## What this task involves
Take down each entry exactly as written.

## Supplied records
────────────────────
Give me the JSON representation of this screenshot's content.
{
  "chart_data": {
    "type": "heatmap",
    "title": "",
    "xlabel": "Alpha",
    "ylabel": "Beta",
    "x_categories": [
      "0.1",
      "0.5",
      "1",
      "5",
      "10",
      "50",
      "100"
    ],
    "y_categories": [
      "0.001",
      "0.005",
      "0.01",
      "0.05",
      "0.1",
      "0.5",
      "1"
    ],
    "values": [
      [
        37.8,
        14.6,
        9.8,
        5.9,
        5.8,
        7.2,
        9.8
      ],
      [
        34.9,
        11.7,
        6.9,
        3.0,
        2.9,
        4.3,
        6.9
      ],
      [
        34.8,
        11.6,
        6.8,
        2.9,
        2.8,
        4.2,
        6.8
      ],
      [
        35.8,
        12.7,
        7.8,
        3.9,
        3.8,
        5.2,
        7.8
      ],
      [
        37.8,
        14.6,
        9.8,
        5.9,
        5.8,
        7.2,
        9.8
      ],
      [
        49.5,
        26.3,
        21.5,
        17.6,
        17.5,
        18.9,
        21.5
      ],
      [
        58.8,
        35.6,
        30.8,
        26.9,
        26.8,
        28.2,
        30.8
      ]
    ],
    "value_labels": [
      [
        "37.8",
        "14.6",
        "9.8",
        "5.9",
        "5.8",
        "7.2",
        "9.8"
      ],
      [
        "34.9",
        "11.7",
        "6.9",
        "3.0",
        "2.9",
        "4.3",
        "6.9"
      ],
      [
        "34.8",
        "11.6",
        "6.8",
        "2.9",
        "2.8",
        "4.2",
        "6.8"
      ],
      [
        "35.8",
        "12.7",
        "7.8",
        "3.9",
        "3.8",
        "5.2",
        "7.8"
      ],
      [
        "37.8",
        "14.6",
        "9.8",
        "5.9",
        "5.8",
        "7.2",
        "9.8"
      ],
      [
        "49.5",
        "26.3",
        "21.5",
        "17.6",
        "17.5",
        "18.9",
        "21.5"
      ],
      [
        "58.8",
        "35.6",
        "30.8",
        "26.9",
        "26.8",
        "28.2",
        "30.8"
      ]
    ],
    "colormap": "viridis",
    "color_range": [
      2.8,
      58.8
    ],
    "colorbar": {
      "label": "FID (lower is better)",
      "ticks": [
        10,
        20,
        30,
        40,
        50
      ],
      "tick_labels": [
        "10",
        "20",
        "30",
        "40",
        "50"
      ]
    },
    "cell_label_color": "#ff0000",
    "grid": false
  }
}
────────────────────
## Exercise output
Give me the JSON representation of this screenshot's content.
{
  "chart_data": {
    "type": "heatmap",
    "title": "",
    "xlabel": "Alpha",
    "ylabel": "Beta",
    "x_categories": [
      "0.1",
      "0.5",
      "1",
      "5",
      "10",
      "50",
      "100"
    ],
    "y_categories": [
      "0.001",
      "0.005",
      "0.01",
      "0.05",
      "0.1",
      "0.5",
      "1"
    ],
    "values": [
      [
        37.8,
        14.6,
        9.8,
        5.9,
        5.8,
        7.2,
        9.8
      ],
      [
        34.9,
        11.7,
        6.9,
        3.0,
        2.9,
        4.3,
        6.9
      ],
      [
        34.8,
        11.6,
        6.8,
        2.9,
        2.8,
        4.2,
        6.8
      ],
      [
        35.8,
        12.7,
        7.8,
        3.9,
        3.8,
        5.2,
        7.8
      ],
      [
        37.8,
        14.6,
        9.8,
        5.9,
        5.8,
        7.2,
        9.8
      ],
      [
        49.5,
        26.3,
        21.5,
        17.6,
        17.5,
        18.9,
        21.5
      ],
      [
        58.8,
        35.6,
        30.8,
        26.9,
        26.8,
        28.2,
        30.8
      ]
    ],
    "value_labels": [
      [
        "37.8",
        "14.6",
        "9.8",
        "5.9",
        "5.8",
        "7.2",
        "9.8"
      ],
      [
        "34.9",
        "11.7",
        "6.9",
        "3.0",
        "2.9",
        "4.3",
        "6.9"
      ],
      [
        "34.8",
        "11.6",
        "6.8",
        "2.9",
        "2.8",
        "4.2",
        "6.8"
      ],
      [
        "35.8",
        "12.7",
        "7.8",
        "3.9",
        "3.8",
        "5.2",
        "7.8"
      ],
      [
        "37.8",
        "14.6",
        "9.8",
        "5.9",
        "5.8",
        "7.2",
        "9.8"
      ],
      [
        "49.5",
        "26.3",
        "21.5",
        "17.6",
        "17.5",
        "18.9",
        "21.5"
      ],
      [
        "58.8",
        "35.6",
        "30.8",
        "26.9",
        "26.8",
        "28.2",
        "30.8"
      ]
    ],
    "colormap": "viridis",
    "color_range": [
      2.8,
      58.8
    ],
    "colorbar": {
      "label": "FID (lower is better)",
      "ticks": [
        10,
        20,
        30,
        40,
        50
      ],
      "tick_labels": [
        "10",
        "20",
        "30",
        "40",
        "50"
      ]
    },
    "cell_label_color": "#ff0000",
    "grid": false
  }
}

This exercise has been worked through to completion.